- **GOAL OF THE EXERCISE**
Print all the entries verbatim.

Structured figure records
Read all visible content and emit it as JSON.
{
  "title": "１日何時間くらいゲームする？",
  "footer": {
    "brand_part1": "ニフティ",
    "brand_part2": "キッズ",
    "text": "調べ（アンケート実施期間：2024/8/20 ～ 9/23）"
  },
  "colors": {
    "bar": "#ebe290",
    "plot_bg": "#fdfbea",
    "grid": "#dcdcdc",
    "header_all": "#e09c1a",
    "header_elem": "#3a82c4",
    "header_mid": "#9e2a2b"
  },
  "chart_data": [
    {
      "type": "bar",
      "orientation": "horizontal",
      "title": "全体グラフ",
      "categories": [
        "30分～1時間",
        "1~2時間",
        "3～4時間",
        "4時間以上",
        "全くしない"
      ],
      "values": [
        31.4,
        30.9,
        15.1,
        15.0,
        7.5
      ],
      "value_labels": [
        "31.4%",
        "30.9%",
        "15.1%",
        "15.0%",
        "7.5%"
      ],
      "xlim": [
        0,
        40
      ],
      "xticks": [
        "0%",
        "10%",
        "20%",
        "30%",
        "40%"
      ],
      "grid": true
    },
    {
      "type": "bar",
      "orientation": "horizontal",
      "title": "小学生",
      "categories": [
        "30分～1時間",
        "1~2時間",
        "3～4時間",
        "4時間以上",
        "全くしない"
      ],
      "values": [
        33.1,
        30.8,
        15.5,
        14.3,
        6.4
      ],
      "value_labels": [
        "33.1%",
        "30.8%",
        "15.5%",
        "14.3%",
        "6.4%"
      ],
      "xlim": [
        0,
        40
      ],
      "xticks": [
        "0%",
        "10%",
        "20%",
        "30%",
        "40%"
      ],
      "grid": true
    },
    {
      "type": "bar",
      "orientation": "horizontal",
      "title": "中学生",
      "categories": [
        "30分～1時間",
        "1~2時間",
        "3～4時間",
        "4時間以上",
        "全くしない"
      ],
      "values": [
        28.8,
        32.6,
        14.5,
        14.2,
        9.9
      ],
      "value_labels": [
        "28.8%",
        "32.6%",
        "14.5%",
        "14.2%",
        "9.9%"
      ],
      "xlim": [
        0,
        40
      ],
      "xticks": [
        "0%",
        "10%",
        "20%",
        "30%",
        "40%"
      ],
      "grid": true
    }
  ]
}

- **THE RESULT**
Read all visible content and emit it as JSON.
{
  "title": "１日何時間くらいゲームする？",
  "footer": {
    "brand_part1": "ニフティ",
    "brand_part2": "キッズ",
    "text": "調べ（アンケート実施期間：2024/8/20 ～ 9/23）"
  },
  "colors": {
    "bar": "#ebe290",
    "plot_bg": "#fdfbea",
    "grid": "#dcdcdc",
    "header_all": "#e09c1a",
    "header_elem": "#3a82c4",
    "header_mid": "#9e2a2b"
  },
  "chart_data": [
    {
      "type": "bar",
      "orientation": "horizontal",
      "title": "全体グラフ",
      "categories": [
        "30分～1時間",
        "1~2時間",
        "3～4時間",
        "4時間以上",
        "全くしない"
      ],
      "values": [
        31.4,
        30.9,
        15.1,
        15.0,
        7.5
      ],
      "value_labels": [
        "31.4%",
        "30.9%",
        "15.1%",
        "15.0%",
        "7.5%"
      ],
      "xlim": [
        0,
        40
      ],
      "xticks": [
        "0%",
        "10%",
        "20%",
        "30%",
        "40%"
      ],
      "grid": true
    },
    {
      "type": "bar",
      "orientation": "horizontal",
      "title": "小学生",
      "categories": [
        "30分～1時間",
        "1~2時間",
        "3～4時間",
        "4時間以上",
        "全くしない"
      ],
      "values": [
        33.1,
        30.8,
        15.5,
        14.3,
        6.4
      ],
      "value_labels": [
        "33.1%",
        "30.8%",
        "15.5%",
        "14.3%",
        "6.4%"
      ],
      "xlim": [
        0,
        40
      ],
      "xticks": [
        "0%",
        "10%",
        "20%",
        "30%",
        "40%"
      ],
      "grid": true
    },
    {
      "type": "bar",
      "orientation": "horizontal",
      "title": "中学生",
      "categories": [
        "30分～1時間",
        "1~2時間",
        "3～4時間",
        "4時間以上",
        "全くしない"
      ],
      "values": [
        28.8,
        32.6,
        14.5,
        14.2,
        9.9
      ],
      "value_labels": [
        "28.8%",
        "32.6%",
        "14.5%",
        "14.2%",
        "9.9%"
      ],
      "xlim": [
        0,
        40
      ],
      "xticks": [
        "0%",
        "10%",
        "20%",
        "30%",
        "40%"
      ],
      "grid": true
    }
  ]
}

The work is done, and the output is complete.